## Task to complete
Copy out every line that contains the word "Party".

## Given entries
== == ==

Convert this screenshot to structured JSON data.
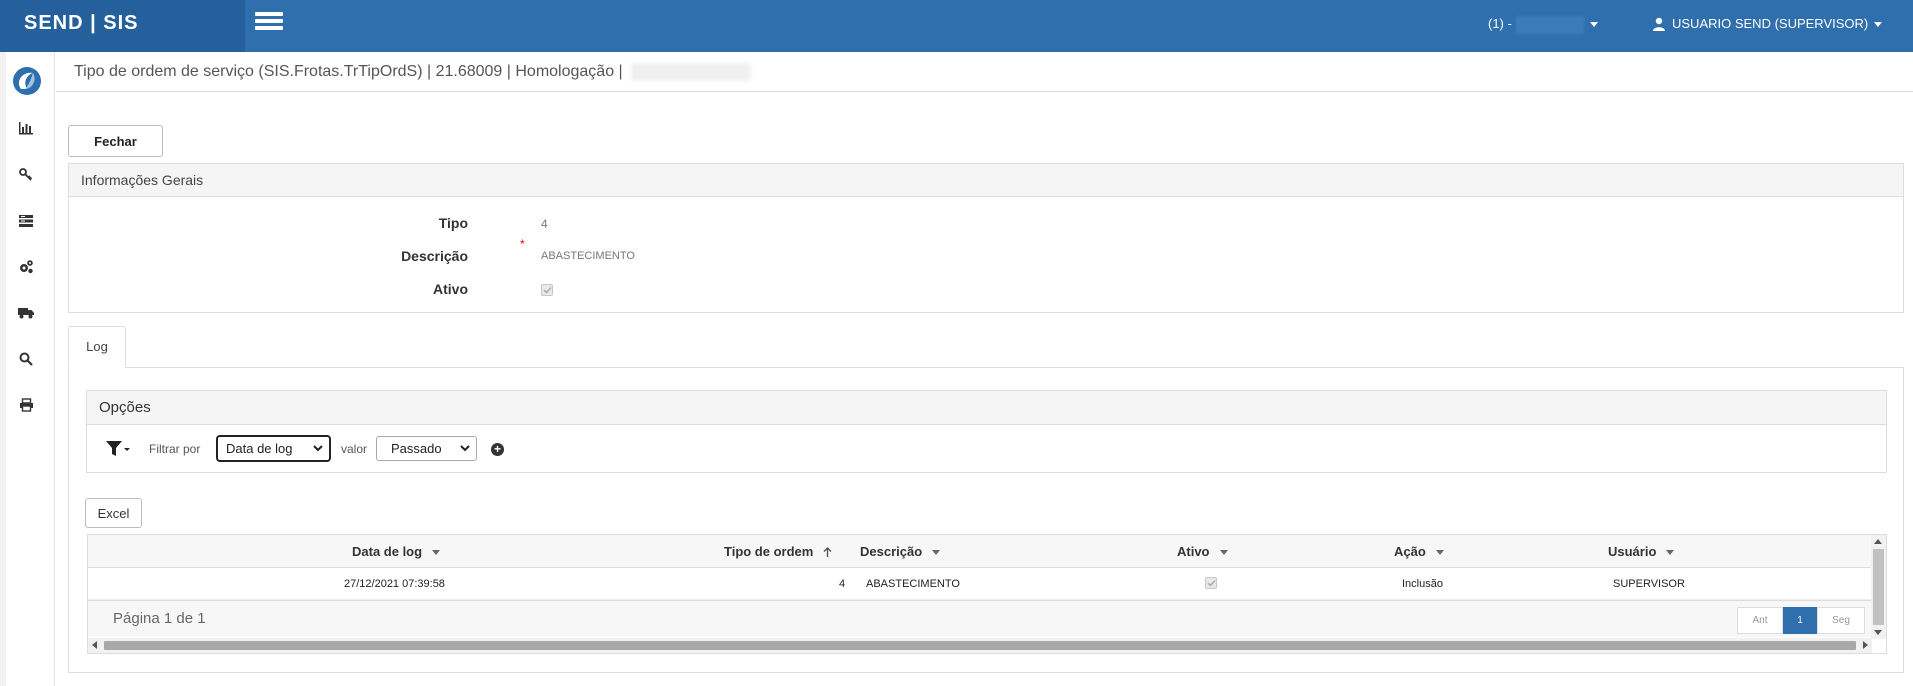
{
  "app": {
    "brand": "SEND | SIS",
    "company_selector": "(1) -",
    "user_label": "USUARIO SEND (SUPERVISOR)"
  },
  "sidebar": {
    "items": [
      {
        "icon": "app-logo-icon"
      },
      {
        "icon": "bar-chart-icon"
      },
      {
        "icon": "key-icon"
      },
      {
        "icon": "list-icon"
      },
      {
        "icon": "gears-icon"
      },
      {
        "icon": "truck-icon"
      },
      {
        "icon": "search-icon"
      },
      {
        "icon": "print-icon"
      }
    ]
  },
  "page": {
    "title": "Tipo de ordem de serviço (SIS.Frotas.TrTipOrdS) | 21.68009 | Homologação |"
  },
  "toolbar": {
    "close_label": "Fechar"
  },
  "general": {
    "heading": "Informações Gerais",
    "fields": {
      "tipo_label": "Tipo",
      "tipo_value": "4",
      "descricao_label": "Descrição",
      "descricao_value": "ABASTECIMENTO",
      "required_mark": "*",
      "ativo_label": "Ativo",
      "ativo_checked": true
    }
  },
  "tabs": [
    {
      "label": "Log",
      "active": true
    }
  ],
  "options": {
    "heading": "Opções",
    "filter_label": "Filtrar por",
    "filter_value": "Data de log",
    "value_label": "valor",
    "value_value": "Passado"
  },
  "grid": {
    "excel_label": "Excel",
    "columns": [
      "Data de log",
      "Tipo de ordem",
      "Descrição",
      "Ativo",
      "Ação",
      "Usuário"
    ],
    "rows": [
      {
        "data_log": "27/12/2021 07:39:58",
        "tipo_ordem": "4",
        "descricao": "ABASTECIMENTO",
        "ativo": true,
        "acao": "Inclusão",
        "usuario": "SUPERVISOR"
      }
    ],
    "page_info": "Página 1 de 1",
    "pager": {
      "prev": "Ant",
      "current": "1",
      "next": "Seg"
    }
  },
  "colors": {
    "topbar": "#2f6fad",
    "brand_bg": "#25609c",
    "accent": "#2f6fad"
  }
}
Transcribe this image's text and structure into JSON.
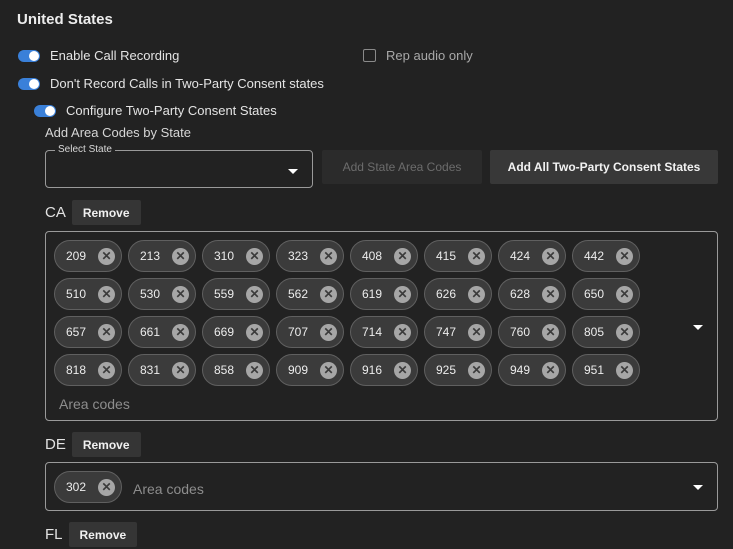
{
  "section_title": "United States",
  "settings": {
    "enable_recording": "Enable Call Recording",
    "rep_audio_only": "Rep audio only",
    "dont_record": "Don't Record Calls in Two-Party Consent states",
    "configure": "Configure Two-Party Consent States"
  },
  "area_codes_heading": "Add Area Codes by State",
  "select_state": {
    "label": "Select State",
    "value": ""
  },
  "buttons": {
    "add_state_area_codes": "Add State Area Codes",
    "add_all_two_party": "Add All Two-Party Consent States",
    "remove": "Remove"
  },
  "area_code_placeholder": "Area codes",
  "states": [
    {
      "code": "CA",
      "area_codes": [
        "209",
        "213",
        "310",
        "323",
        "408",
        "415",
        "424",
        "442",
        "510",
        "530",
        "559",
        "562",
        "619",
        "626",
        "628",
        "650",
        "657",
        "661",
        "669",
        "707",
        "714",
        "747",
        "760",
        "805",
        "818",
        "831",
        "858",
        "909",
        "916",
        "925",
        "949",
        "951"
      ]
    },
    {
      "code": "DE",
      "area_codes": [
        "302"
      ]
    },
    {
      "code": "FL",
      "area_codes": []
    }
  ],
  "icons": {
    "chip_remove": "close-circle-icon",
    "dropdown": "caret-down-icon"
  },
  "colors": {
    "toggle_on": "#3a80d9",
    "background": "#222222"
  }
}
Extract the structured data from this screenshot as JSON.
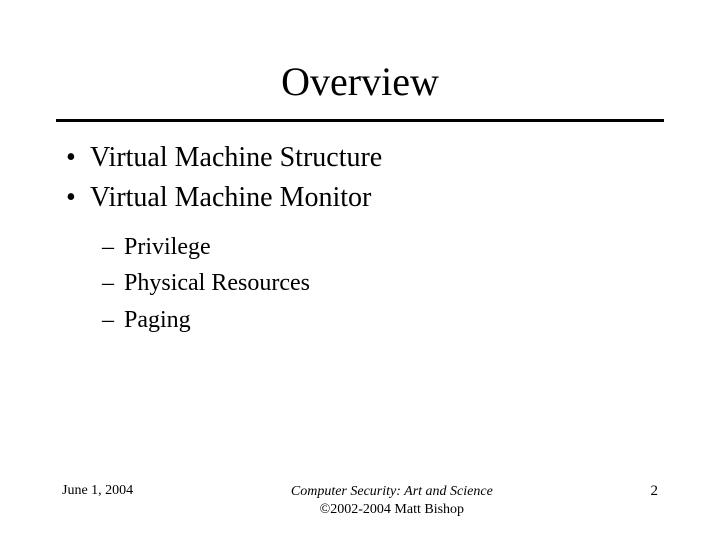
{
  "title": "Overview",
  "bullets": [
    {
      "text": "Virtual Machine Structure"
    },
    {
      "text": "Virtual Machine Monitor"
    }
  ],
  "sub_bullets": [
    {
      "text": "Privilege"
    },
    {
      "text": "Physical Resources"
    },
    {
      "text": "Paging"
    }
  ],
  "footer": {
    "date": "June 1, 2004",
    "book_title": "Computer Security: Art and Science",
    "copyright": "©2002-2004 Matt Bishop",
    "page_number": "2"
  }
}
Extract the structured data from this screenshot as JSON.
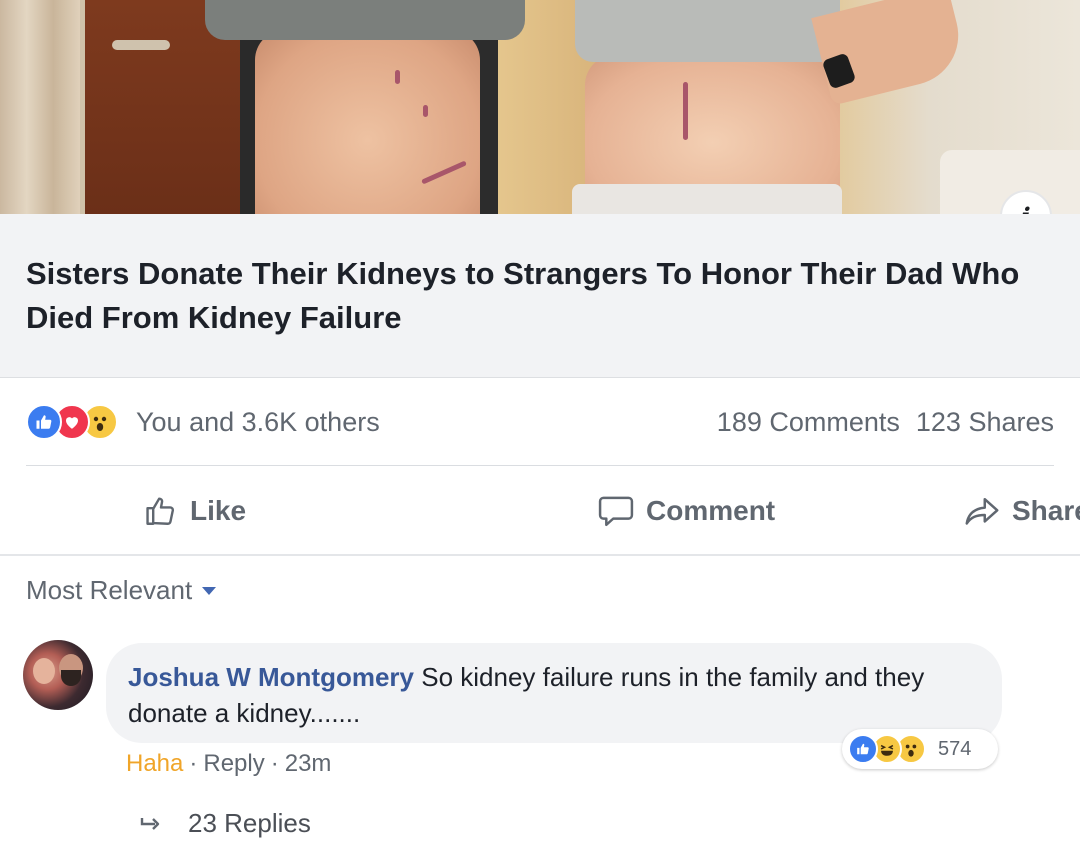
{
  "post": {
    "headline": "Sisters Donate Their Kidneys to Strangers To Honor Their Dad Who Died From Kidney Failure",
    "info_icon": "i",
    "reactions_summary": "You and 3.6K others",
    "comments_count": "189 Comments",
    "shares_count": "123 Shares",
    "reaction_icons": [
      "like-icon",
      "love-icon",
      "wow-icon"
    ]
  },
  "actions": {
    "like": "Like",
    "comment": "Comment",
    "share": "Share"
  },
  "comments": {
    "sort_label": "Most Relevant",
    "items": [
      {
        "author": "Joshua W Montgomery",
        "text": "So kidney failure runs in the family and they donate a kidney.......",
        "reaction_label": "Haha",
        "reply_label": "Reply",
        "time": "23m",
        "reaction_count": "574",
        "replies_label": "23 Replies"
      }
    ]
  },
  "colors": {
    "accent": "#385898",
    "like_blue": "#3b7cf0",
    "love_red": "#f0364e",
    "wow_yellow": "#f7c843",
    "haha_orange": "#f0a529"
  }
}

== == ==

## The result
    "dont_record": "Don't Record Calls in Two-Party Consent states",
    "configure": "Configure Two-Party Consent States"
    "add_all_two_party": "Add All Two-Party Consent States",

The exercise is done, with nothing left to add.